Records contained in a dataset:

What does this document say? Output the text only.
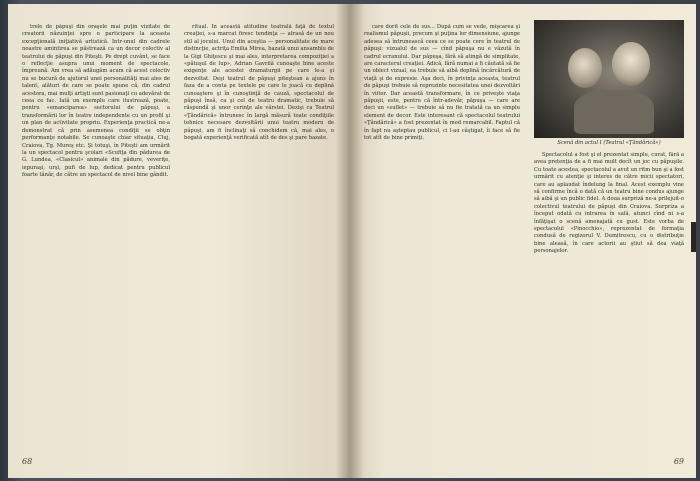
trele de păpuşi din oraşele mai puţin vizitate de creatorii năzuinţei spre o participare la aceasta excepţională iniţiativă artistică. Intr-unul din cadrele noastre amintirea se păstrează ca un decor colectiv al teatrului de păpuşi din Piteşti. Pe drept cuvânt, se face o reflecţie asupra unui moment de spectacole, împreună. Am vrea să adăugăm acum că acest colectiv nu se bucură de ajutorul unei personalităţi mai ales de talent, alături de care se poate spune că, din cadrul acestora, mai mulţi artişti sunt pasionaţi cu adevărat de ceea ce fac. Iată un exemplu care ilustrează, poate, pentru «emanciparea» sectorului de păpuşi, a transformării lor în teatre independente cu un profil şi un plan de activitate propriu. Experienţa practică ne-a demonstrat că prin asemenea condiţii se obţin performanţe notabile. Se cunoaşte chiar situaţia, Cluj, Craiova, Tg. Mureş etc. Şi totuşi, în Piteşti am urmărit la un spectacol pentru şcolari «Scufiţa din pădurea de G. Lundea, «Clasicul» animale din pădure, veveriţe, iepuraşi, urşi, pufi de lup, dedicat pentru publicul foarte tânăr, de către un spectacol de nivel bine gândit.

ritual. In această atitudine teatrală faţă de textul creaţiei, s-a marcat firesc tendinţa — atrasă de un nou stil al jocului. Unul din aceştia — personalitate de mare distincţie, actriţa Emilia Mirea, bazată unui ansamblu de la Gigi Ghiţescu şi mai ales, interpretarea compoziţiei a «pătuşul de lup», Adrian Gavrilă cunoaşte bine aceste exigenţe ale acestei dramaturgii pe care le-a şi dezvoltat. Deşi teatrul de păpuşi piteştean a ajuns în faza de a conta pe textele pe care le joacă cu deplină cunoaştere şi în cunoştinţă de cauză, spectacolul de păpuşi însă, ca şi cel de teatru dramatic, trebuie să răspundă şi unor cerinţe ale vârstei. Dezişi ca Teatrul «Ţăndărică» întrunesc în largă măsură toate condiţiile tehnice necesare dezvoltării unui teatru modern de păpuşi, am fi înclinaţi să conchidem că, mai ales, o bogată experienţă verificată atît de des şi pare bazate.

68

care dorit cele de sus... După cum se vede, mişcarea şi realismul păpuşii, precum şi puţina lor dimensiune, ajunge adesea să întrunească ceea ce se poate cere în teatrul de păpuşi: vizualul de sus — cînd păpuşa nu e văzută în cadrul ecranului. Dar păpuşa, fără să atingă de simplitate, are caracterul creaţiei. Adică, fără numai a fi căutată să fie un obiect vizual, ea trebuie să aibă deplină încărcătură de viaţă şi de expresie. Aşa deci, în privinţa aceasta, teatrul de păpuşi trebuie să reprezinte necesitatea unei dezvoltări în viitor. Dar această transformare, în ce priveşte viaţa păpuşii, este, pentru că într-adevăr, păpuşa — care are deci un «suflet» — trebuie să nu fie tratată ca un simplu element de decor. Este interesant că spectacolul teatrului «Ţăndărică» a fost prezentat în mod remarcabil. Faptul că în fapt nu aşteptau publicul, ci l-au câştigat, îi face să fie tot atît de bine primiţi.

Scenă din actul I (Teatrul «Ţăndărică»)

Spectacolul a fost şi el prezentat simplu, curat, fără a avea pretenţia de a fi mai mult decît un joc cu păpuşile. Cu toate acestea, spectacolul a avut un ritm bun şi a fost urmărit cu atenţie şi interes de către micii spectatori, care au aplaudat îndelung la final. Acest exemplu vine să confirme încă o dată că un teatru bine condus ajunge să aibă şi un public fidel. A doua surpriză ne-a prilejuit-o colectivul teatrului de păpuşi din Craiova. Surpriza a început odată cu intrarea în sală, atunci cînd ni s-a înfăţişat o scenă amenajată cu gust. Este vorba de spectacolul «Pinocchio», reprezentat de formaţia condusă de regizorul V. Dumitrescu, cu o distribuţie bine aleasă, în care actorii au ştiut să dea viaţă personajelor.

69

--- WRITTEN INSTRUCTION ---
Check every line of the listing for the string "aibă" and report how many lines have it, as a number alone.

--- ANSWER FOR THIS EXERCISE ---
2